**Work to complete**
Provide the records once more, identical to the original.

Entries from a dataset:
○ ○ ○

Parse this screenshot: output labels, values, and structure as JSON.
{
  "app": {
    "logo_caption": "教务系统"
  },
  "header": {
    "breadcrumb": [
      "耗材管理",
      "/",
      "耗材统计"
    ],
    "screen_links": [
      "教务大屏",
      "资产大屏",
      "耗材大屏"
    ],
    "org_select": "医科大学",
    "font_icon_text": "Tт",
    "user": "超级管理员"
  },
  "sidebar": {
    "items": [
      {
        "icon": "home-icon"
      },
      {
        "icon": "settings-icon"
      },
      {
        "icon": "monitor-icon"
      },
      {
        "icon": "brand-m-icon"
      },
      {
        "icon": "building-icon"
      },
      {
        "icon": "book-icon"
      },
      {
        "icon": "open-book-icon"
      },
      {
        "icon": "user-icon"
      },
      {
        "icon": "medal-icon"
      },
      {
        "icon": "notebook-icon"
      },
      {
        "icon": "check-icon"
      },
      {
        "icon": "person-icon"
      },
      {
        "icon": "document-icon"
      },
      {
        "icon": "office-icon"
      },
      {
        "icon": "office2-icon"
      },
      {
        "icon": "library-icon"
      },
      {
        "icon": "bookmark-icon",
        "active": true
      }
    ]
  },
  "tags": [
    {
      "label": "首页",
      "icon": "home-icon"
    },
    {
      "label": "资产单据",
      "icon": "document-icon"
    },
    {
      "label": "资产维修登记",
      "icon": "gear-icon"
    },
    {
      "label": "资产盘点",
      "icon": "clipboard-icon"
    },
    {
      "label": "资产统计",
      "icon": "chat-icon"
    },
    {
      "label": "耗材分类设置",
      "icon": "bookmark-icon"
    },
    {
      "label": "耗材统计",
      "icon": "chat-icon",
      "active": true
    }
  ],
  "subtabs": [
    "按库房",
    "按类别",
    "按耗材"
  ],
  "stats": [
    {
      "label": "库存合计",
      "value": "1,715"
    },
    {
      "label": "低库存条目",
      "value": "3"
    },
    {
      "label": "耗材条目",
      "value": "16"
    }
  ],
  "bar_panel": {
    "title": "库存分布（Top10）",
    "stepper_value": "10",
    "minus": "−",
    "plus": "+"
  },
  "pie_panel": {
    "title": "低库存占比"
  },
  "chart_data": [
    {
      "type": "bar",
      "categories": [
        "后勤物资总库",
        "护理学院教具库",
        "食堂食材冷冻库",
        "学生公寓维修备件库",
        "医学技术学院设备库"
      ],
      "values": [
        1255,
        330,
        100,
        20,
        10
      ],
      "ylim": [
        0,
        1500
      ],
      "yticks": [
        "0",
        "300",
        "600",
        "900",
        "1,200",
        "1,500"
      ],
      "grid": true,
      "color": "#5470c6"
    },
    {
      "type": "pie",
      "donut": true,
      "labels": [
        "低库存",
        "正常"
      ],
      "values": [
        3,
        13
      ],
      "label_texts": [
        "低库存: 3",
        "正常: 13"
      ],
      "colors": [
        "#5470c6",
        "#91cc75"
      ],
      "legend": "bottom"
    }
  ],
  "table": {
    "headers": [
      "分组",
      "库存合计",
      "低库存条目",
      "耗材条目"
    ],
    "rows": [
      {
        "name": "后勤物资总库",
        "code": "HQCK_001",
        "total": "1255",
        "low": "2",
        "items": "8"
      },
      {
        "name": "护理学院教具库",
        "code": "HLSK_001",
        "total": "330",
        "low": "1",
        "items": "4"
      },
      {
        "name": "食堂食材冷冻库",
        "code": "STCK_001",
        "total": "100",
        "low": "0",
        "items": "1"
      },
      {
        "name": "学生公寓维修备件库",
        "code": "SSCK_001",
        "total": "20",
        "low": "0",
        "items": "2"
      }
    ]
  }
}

○ ○ ○

**Solved problem**
Parse this screenshot: output labels, values, and structure as JSON.
{
  "app": {
    "logo_caption": "教务系统"
  },
  "header": {
    "breadcrumb": [
      "耗材管理",
      "/",
      "耗材统计"
    ],
    "screen_links": [
      "教务大屏",
      "资产大屏",
      "耗材大屏"
    ],
    "org_select": "医科大学",
    "font_icon_text": "Tт",
    "user": "超级管理员"
  },
  "sidebar": {
    "items": [
      {
        "icon": "home-icon"
      },
      {
        "icon": "settings-icon"
      },
      {
        "icon": "monitor-icon"
      },
      {
        "icon": "brand-m-icon"
      },
      {
        "icon": "building-icon"
      },
      {
        "icon": "book-icon"
      },
      {
        "icon": "open-book-icon"
      },
      {
        "icon": "user-icon"
      },
      {
        "icon": "medal-icon"
      },
      {
        "icon": "notebook-icon"
      },
      {
        "icon": "check-icon"
      },
      {
        "icon": "person-icon"
      },
      {
        "icon": "document-icon"
      },
      {
        "icon": "office-icon"
      },
      {
        "icon": "office2-icon"
      },
      {
        "icon": "library-icon"
      },
      {
        "icon": "bookmark-icon",
        "active": true
      }
    ]
  },
  "tags": [
    {
      "label": "首页",
      "icon": "home-icon"
    },
    {
      "label": "资产单据",
      "icon": "document-icon"
    },
    {
      "label": "资产维修登记",
      "icon": "gear-icon"
    },
    {
      "label": "资产盘点",
      "icon": "clipboard-icon"
    },
    {
      "label": "资产统计",
      "icon": "chat-icon"
    },
    {
      "label": "耗材分类设置",
      "icon": "bookmark-icon"
    },
    {
      "label": "耗材统计",
      "icon": "chat-icon",
      "active": true
    }
  ],
  "subtabs": [
    "按库房",
    "按类别",
    "按耗材"
  ],
  "stats": [
    {
      "label": "库存合计",
      "value": "1,715"
    },
    {
      "label": "低库存条目",
      "value": "3"
    },
    {
      "label": "耗材条目",
      "value": "16"
    }
  ],
  "bar_panel": {
    "title": "库存分布（Top10）",
    "stepper_value": "10",
    "minus": "−",
    "plus": "+"
  },
  "pie_panel": {
    "title": "低库存占比"
  },
  "chart_data": [
    {
      "type": "bar",
      "categories": [
        "后勤物资总库",
        "护理学院教具库",
        "食堂食材冷冻库",
        "学生公寓维修备件库",
        "医学技术学院设备库"
      ],
      "values": [
        1255,
        330,
        100,
        20,
        10
      ],
      "ylim": [
        0,
        1500
      ],
      "yticks": [
        "0",
        "300",
        "600",
        "900",
        "1,200",
        "1,500"
      ],
      "grid": true,
      "color": "#5470c6"
    },
    {
      "type": "pie",
      "donut": true,
      "labels": [
        "低库存",
        "正常"
      ],
      "values": [
        3,
        13
      ],
      "label_texts": [
        "低库存: 3",
        "正常: 13"
      ],
      "colors": [
        "#5470c6",
        "#91cc75"
      ],
      "legend": "bottom"
    }
  ],
  "table": {
    "headers": [
      "分组",
      "库存合计",
      "低库存条目",
      "耗材条目"
    ],
    "rows": [
      {
        "name": "后勤物资总库",
        "code": "HQCK_001",
        "total": "1255",
        "low": "2",
        "items": "8"
      },
      {
        "name": "护理学院教具库",
        "code": "HLSK_001",
        "total": "330",
        "low": "1",
        "items": "4"
      },
      {
        "name": "食堂食材冷冻库",
        "code": "STCK_001",
        "total": "100",
        "low": "0",
        "items": "1"
      },
      {
        "name": "学生公寓维修备件库",
        "code": "SSCK_001",
        "total": "20",
        "low": "0",
        "items": "2"
      }
    ]
  }
}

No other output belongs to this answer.